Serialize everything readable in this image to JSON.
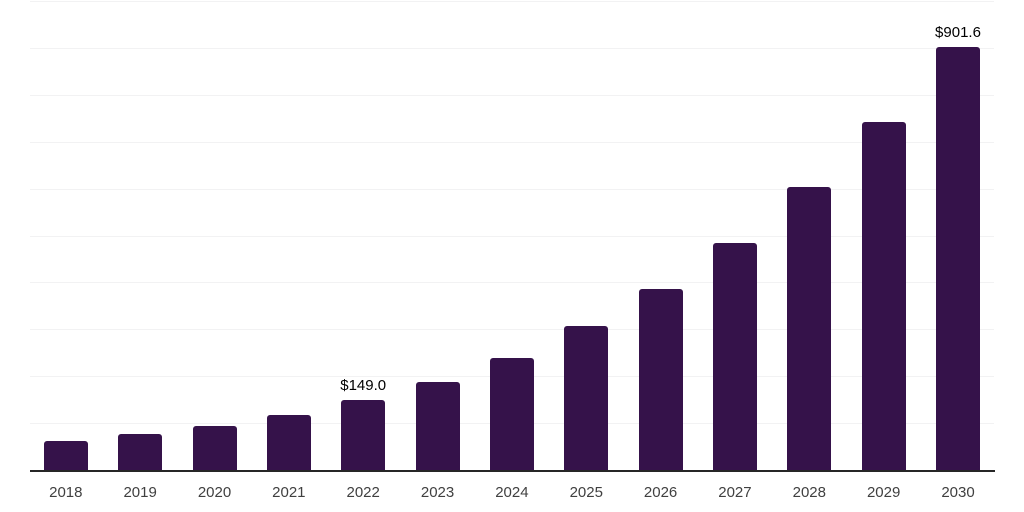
{
  "chart_style": {
    "background": "#ffffff",
    "bar_color": "#35124a",
    "grid_color": "#f2f2f3",
    "axis_color": "#262626",
    "tick_label_color": "#404040",
    "data_label_color": "#000000"
  },
  "chart_data": {
    "type": "bar",
    "title": "",
    "xlabel": "",
    "ylabel": "",
    "categories": [
      "2018",
      "2019",
      "2020",
      "2021",
      "2022",
      "2023",
      "2024",
      "2025",
      "2026",
      "2027",
      "2028",
      "2029",
      "2030"
    ],
    "values": [
      61,
      76,
      94,
      117,
      149.0,
      187,
      238,
      306,
      385,
      484,
      604,
      741,
      901.6
    ],
    "data_labels": [
      "",
      "",
      "",
      "",
      "$149.0",
      "",
      "",
      "",
      "",
      "",
      "",
      "",
      "$901.6"
    ],
    "ylim": [
      0,
      1000
    ],
    "grid_step": 100,
    "grid": "on",
    "legend": "none",
    "y_tick_labels_visible": false,
    "value_prefix": "$"
  }
}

_ _ _ _ _

Problem requirements: Reproduce the records above exactly, leaving out every picture they contain.

Result:
Serialize everything readable in this image to JSON.
{
  "chart_style": {
    "background": "#ffffff",
    "bar_color": "#35124a",
    "grid_color": "#f2f2f3",
    "axis_color": "#262626",
    "tick_label_color": "#404040",
    "data_label_color": "#000000"
  },
  "chart_data": {
    "type": "bar",
    "title": "",
    "xlabel": "",
    "ylabel": "",
    "categories": [
      "2018",
      "2019",
      "2020",
      "2021",
      "2022",
      "2023",
      "2024",
      "2025",
      "2026",
      "2027",
      "2028",
      "2029",
      "2030"
    ],
    "values": [
      61,
      76,
      94,
      117,
      149.0,
      187,
      238,
      306,
      385,
      484,
      604,
      741,
      901.6
    ],
    "data_labels": [
      "",
      "",
      "",
      "",
      "$149.0",
      "",
      "",
      "",
      "",
      "",
      "",
      "",
      "$901.6"
    ],
    "ylim": [
      0,
      1000
    ],
    "grid_step": 100,
    "grid": "on",
    "legend": "none",
    "y_tick_labels_visible": false,
    "value_prefix": "$"
  }
}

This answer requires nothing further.